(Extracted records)
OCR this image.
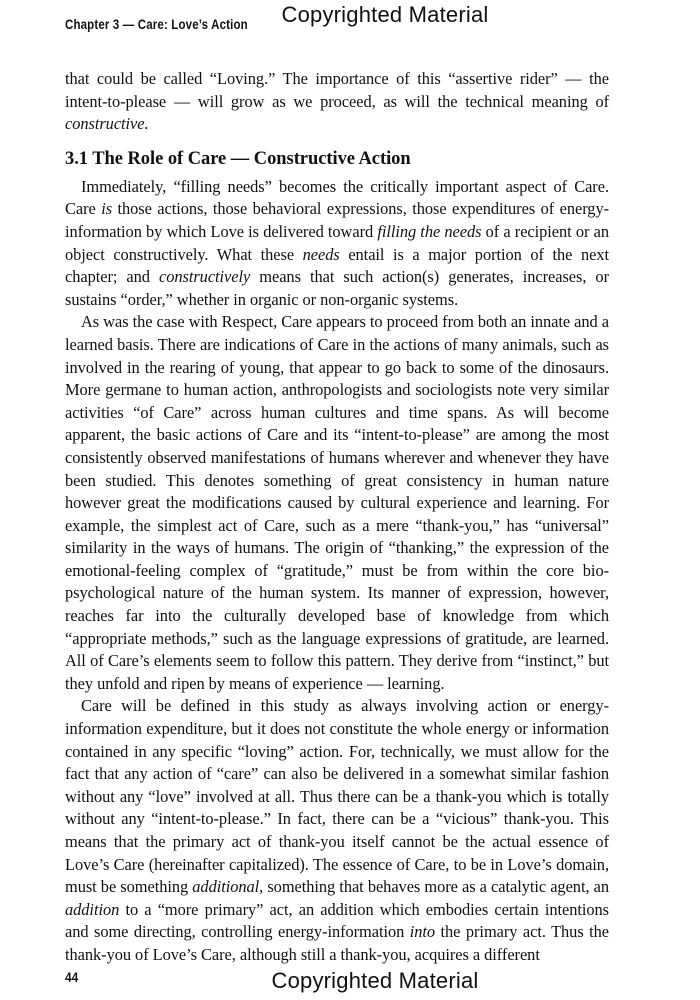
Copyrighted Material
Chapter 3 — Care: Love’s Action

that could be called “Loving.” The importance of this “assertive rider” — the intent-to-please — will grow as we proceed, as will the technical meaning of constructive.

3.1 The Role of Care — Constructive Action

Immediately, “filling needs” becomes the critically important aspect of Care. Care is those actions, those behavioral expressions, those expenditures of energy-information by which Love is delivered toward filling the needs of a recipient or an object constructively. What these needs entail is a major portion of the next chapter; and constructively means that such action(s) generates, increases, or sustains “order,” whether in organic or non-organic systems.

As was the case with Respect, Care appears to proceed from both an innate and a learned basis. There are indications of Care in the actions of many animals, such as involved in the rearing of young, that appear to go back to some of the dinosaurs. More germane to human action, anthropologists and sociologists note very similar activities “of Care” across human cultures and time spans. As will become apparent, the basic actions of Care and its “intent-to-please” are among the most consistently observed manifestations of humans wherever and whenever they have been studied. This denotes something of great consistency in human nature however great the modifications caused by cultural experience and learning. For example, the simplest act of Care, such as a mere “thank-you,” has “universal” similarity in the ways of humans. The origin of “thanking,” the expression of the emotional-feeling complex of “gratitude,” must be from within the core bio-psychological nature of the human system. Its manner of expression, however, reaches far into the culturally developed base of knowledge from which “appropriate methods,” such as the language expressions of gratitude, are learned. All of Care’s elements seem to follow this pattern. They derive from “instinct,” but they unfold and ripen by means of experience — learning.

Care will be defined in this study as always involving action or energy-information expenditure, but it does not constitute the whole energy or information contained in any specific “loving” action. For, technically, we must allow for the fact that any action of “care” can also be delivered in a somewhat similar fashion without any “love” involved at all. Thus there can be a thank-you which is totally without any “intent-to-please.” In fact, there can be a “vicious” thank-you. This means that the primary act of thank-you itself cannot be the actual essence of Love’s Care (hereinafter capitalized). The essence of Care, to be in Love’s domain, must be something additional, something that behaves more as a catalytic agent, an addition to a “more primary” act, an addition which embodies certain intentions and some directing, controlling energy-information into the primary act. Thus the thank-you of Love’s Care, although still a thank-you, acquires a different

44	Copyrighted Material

What is asked ▸ Some lines of the records may hold the word "Love". How many do? Answer with a number and nothing else.

Expected answer ▸ 3